▸ Brief
Collect the lines of the entries where "sidebar" shows up.

Extracted records:
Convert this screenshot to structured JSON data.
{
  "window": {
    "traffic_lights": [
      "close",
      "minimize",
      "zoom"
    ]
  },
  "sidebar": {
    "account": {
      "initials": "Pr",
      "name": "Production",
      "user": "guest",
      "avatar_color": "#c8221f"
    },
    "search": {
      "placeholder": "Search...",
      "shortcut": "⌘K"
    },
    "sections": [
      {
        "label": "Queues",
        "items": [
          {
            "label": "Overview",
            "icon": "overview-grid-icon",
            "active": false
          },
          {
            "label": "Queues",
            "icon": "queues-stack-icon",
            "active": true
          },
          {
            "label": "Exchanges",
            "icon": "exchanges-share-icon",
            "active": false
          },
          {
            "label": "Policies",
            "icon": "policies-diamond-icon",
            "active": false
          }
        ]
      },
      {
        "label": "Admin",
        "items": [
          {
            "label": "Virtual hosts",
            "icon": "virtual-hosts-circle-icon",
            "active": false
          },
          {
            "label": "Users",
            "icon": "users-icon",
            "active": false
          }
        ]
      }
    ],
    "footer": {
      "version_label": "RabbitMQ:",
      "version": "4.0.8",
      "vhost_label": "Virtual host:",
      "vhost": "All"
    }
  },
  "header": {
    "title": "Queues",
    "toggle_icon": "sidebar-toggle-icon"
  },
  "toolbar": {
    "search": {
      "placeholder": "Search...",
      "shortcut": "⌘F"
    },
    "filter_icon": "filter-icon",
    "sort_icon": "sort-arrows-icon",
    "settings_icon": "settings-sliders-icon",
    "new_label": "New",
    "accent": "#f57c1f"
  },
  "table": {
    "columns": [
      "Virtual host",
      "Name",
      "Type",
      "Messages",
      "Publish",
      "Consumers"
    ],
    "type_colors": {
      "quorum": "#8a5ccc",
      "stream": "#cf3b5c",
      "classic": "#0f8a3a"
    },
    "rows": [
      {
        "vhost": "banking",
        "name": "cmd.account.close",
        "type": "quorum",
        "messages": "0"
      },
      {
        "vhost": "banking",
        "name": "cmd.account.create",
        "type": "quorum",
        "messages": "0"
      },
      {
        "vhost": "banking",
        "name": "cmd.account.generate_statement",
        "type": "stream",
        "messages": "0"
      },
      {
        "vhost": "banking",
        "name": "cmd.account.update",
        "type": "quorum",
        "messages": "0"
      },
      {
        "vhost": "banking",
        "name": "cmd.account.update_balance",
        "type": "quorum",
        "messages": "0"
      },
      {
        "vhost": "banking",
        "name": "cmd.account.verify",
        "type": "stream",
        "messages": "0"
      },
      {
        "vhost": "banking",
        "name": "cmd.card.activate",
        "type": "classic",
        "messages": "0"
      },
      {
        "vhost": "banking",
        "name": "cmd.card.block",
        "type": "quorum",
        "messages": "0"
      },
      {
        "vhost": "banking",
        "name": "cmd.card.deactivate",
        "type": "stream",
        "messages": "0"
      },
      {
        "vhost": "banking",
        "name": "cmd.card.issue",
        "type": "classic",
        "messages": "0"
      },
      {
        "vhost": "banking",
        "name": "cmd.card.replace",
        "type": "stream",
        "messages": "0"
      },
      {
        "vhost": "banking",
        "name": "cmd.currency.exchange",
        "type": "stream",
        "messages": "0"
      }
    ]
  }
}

▸ Result for this task
  "sidebar": {
    "toggle_icon": "sidebar-toggle-icon"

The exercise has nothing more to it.